Stored items
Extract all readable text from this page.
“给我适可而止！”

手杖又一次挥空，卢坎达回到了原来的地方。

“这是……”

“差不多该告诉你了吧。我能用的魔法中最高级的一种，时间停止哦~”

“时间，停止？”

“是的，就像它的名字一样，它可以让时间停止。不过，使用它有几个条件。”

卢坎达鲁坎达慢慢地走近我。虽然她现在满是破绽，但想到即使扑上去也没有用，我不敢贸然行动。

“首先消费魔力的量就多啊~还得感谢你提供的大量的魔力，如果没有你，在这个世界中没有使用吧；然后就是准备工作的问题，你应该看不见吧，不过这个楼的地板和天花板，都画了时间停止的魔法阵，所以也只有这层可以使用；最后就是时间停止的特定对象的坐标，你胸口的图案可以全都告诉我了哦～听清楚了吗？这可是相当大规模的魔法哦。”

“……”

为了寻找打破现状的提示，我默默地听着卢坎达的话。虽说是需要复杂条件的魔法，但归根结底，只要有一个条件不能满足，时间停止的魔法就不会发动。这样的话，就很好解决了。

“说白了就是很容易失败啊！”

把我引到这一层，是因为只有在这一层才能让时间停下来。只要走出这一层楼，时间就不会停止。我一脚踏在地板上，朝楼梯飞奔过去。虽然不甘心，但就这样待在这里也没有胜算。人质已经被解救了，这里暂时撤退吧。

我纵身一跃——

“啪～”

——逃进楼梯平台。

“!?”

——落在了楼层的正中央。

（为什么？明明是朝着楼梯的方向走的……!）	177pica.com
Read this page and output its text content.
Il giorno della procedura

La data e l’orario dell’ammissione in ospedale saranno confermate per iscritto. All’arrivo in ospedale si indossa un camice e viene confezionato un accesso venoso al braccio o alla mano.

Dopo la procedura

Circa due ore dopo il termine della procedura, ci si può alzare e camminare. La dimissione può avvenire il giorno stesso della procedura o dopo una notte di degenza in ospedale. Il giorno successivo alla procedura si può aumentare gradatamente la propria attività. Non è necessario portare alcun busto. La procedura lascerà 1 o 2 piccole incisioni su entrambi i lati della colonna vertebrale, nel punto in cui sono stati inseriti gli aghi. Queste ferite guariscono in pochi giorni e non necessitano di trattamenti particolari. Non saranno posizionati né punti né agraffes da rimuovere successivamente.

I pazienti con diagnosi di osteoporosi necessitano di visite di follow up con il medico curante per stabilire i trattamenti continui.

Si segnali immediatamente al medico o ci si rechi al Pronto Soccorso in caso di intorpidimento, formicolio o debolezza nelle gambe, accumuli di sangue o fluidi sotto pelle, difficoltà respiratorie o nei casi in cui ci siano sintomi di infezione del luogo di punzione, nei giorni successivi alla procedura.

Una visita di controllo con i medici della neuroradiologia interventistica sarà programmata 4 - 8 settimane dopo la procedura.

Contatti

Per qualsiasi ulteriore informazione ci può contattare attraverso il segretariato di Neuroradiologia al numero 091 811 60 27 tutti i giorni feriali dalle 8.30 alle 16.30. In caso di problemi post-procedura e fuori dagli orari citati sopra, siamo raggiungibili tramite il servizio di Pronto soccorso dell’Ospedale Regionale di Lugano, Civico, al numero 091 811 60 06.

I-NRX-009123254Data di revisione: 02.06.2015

What the task requires -> Among the lines of the data above, count those holding "medico" and state only the number.

The answer -> 2